* _Directions_
From the material below, list every line containing "name".

====== Dataset entries ======

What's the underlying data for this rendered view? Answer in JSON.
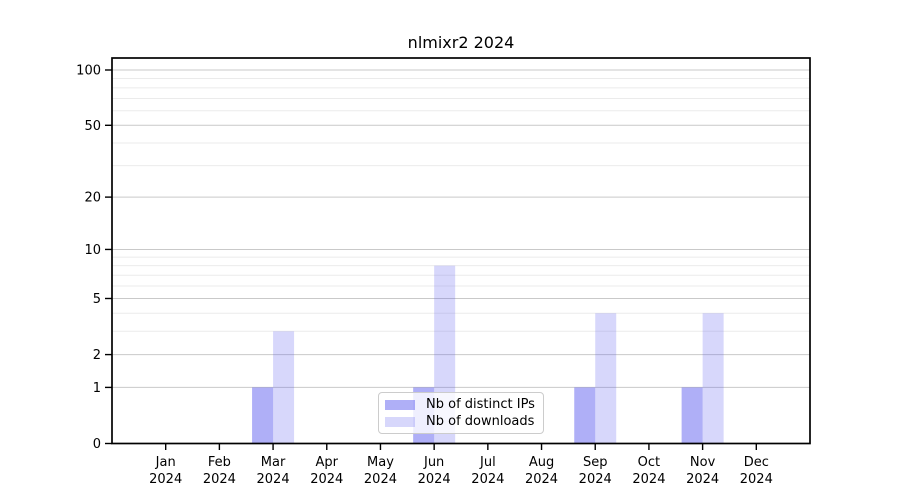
{
  "title": "nlmixr2 2024",
  "chart_data": {
    "type": "bar",
    "title": "nlmixr2 2024",
    "categories": [
      "Jan 2024",
      "Feb 2024",
      "Mar 2024",
      "Apr 2024",
      "May 2024",
      "Jun 2024",
      "Jul 2024",
      "Aug 2024",
      "Sep 2024",
      "Oct 2024",
      "Nov 2024",
      "Dec 2024"
    ],
    "months": [
      "Jan",
      "Feb",
      "Mar",
      "Apr",
      "May",
      "Jun",
      "Jul",
      "Aug",
      "Sep",
      "Oct",
      "Nov",
      "Dec"
    ],
    "year_label": "2024",
    "series": [
      {
        "name": "Nb of distinct IPs",
        "color": "#6060F0",
        "alpha": 0.5,
        "effective_hex": "#ABABF8",
        "values": [
          0,
          0,
          1,
          0,
          0,
          1,
          0,
          0,
          1,
          0,
          1,
          0
        ]
      },
      {
        "name": "Nb of downloads",
        "color": "#6060F0",
        "alpha": 0.25,
        "effective_hex": "#D8D8FA",
        "values": [
          0,
          0,
          3,
          0,
          0,
          8,
          0,
          0,
          4,
          0,
          4,
          0
        ]
      }
    ],
    "xlabel": "",
    "ylabel": "",
    "yscale": "log1p",
    "ylim": [
      0,
      116
    ],
    "yticks": [
      0,
      1,
      2,
      5,
      10,
      20,
      50,
      100
    ],
    "minor_gridlines": [
      3,
      4,
      6,
      7,
      8,
      9,
      30,
      40,
      60,
      70,
      80,
      90
    ],
    "grid": true,
    "legend_position": "bottom-center",
    "colors": {
      "major_grid": "#c9c9c9",
      "minor_grid": "#ebebeb",
      "frame": "#000000",
      "background": "#ffffff"
    }
  }
}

======

* _Exercise solution_
        "name": "Nb of distinct IPs",
        "name": "Nb of downloads",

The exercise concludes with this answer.